- **Dokumenttext**
________________________________________
Michael Wrase, Professor für Öffentliches Recht, Uni Hildesheim
Aber wie muss nachgesteuert werden, damit der DigitalPakt 2.0 effektiver ist? Zu diesem Thema hat die Gewerkschaft Erziehung und Wissenschaft (GEW) eine Studie in Auftrag gegeben, die die Umsetzung des bisherigen DigitalPakts Schule untersucht hat. Die Ergebnisse der Studie mit dem Titel „Umsetzung des Digitalpakts 2022“ sind ernüchternd: Ein Monitoring fehle, die Abstimmungsprozesse zwischen den Verwaltungsebenen seien teilweise intransparent, und es gebe keinen ausreichenden IT-Support. Michael Wrase, Professor für Öffentliches Recht mit Schwerpunkt Sozial- und Bildungsrecht an der Universität Hildesheim und am Wissenschaftszentrum Berlin für Sozialforschung, hat die Studie geleitet. Und festgestellt, dass die Probleme bei der Umsetzung des DigitalPakts dazu führen, dass die Mittel nicht immer bedarfsgerecht verteilt wurden, mit der Folge, dass „die Lernbedingungen für die Schülerinnen und Schüler auch mit Blick auf die Digitalisierung sehr ungleich sind“.
________________________________________
- **Bereitgestellte Daten**
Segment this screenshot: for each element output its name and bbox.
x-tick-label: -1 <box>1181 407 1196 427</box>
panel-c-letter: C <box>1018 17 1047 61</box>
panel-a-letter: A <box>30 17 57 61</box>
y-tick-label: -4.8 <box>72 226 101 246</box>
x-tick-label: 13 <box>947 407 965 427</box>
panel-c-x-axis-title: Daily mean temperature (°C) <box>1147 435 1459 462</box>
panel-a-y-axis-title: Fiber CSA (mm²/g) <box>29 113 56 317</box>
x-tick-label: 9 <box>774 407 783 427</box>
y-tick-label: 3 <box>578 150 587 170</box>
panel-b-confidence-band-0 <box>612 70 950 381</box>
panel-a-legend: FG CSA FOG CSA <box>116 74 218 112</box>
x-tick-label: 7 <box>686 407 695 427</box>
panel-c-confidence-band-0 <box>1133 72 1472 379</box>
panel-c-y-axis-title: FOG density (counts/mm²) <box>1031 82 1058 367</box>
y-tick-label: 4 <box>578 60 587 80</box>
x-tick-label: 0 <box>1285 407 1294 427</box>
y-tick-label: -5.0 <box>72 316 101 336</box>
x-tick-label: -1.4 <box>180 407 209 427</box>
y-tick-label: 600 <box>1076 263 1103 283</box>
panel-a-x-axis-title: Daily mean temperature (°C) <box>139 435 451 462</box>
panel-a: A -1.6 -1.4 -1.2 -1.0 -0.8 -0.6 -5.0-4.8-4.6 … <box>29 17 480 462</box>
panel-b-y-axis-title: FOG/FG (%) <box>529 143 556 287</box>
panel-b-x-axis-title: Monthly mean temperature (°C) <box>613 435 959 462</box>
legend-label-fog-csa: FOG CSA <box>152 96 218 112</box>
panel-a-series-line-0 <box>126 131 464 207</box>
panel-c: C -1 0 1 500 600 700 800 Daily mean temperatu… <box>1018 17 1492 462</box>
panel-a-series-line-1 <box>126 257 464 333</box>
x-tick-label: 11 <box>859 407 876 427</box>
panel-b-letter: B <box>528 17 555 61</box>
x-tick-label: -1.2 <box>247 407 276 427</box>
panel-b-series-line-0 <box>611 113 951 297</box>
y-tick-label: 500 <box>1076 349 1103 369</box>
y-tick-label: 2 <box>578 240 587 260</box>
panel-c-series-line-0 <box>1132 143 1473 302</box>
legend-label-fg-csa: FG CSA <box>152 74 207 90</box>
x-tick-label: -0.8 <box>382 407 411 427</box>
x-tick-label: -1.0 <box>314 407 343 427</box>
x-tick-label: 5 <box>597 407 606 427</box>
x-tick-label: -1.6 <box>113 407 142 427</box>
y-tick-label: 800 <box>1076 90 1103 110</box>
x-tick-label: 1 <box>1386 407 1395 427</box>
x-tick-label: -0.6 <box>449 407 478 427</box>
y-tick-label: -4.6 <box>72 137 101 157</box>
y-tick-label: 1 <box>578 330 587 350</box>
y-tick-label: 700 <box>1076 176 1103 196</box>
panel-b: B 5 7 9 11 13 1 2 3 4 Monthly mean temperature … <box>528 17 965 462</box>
________________________________________
- **Aufgabe**
Beantworten Sie die folgenden Fragen anhand des Textes zum DigitalPakt Schule.
1. Wer hat die Studie zur Umsetzung des bisherigen DigitalPakts Schule in Auftrag gegeben?
2. Welchen Titel trägt die Studie?
3. An welchen beiden Einrichtungen ist Michael Wrase tätig?

- **Antwort**
1. Die Gewerkschaft Erziehung und Wissenschaft (GEW)
2. „Umsetzung des Digitalpakts 2022“
3. An der Universität Hildesheim und am Wissenschaftszentrum Berlin für Sozialforschung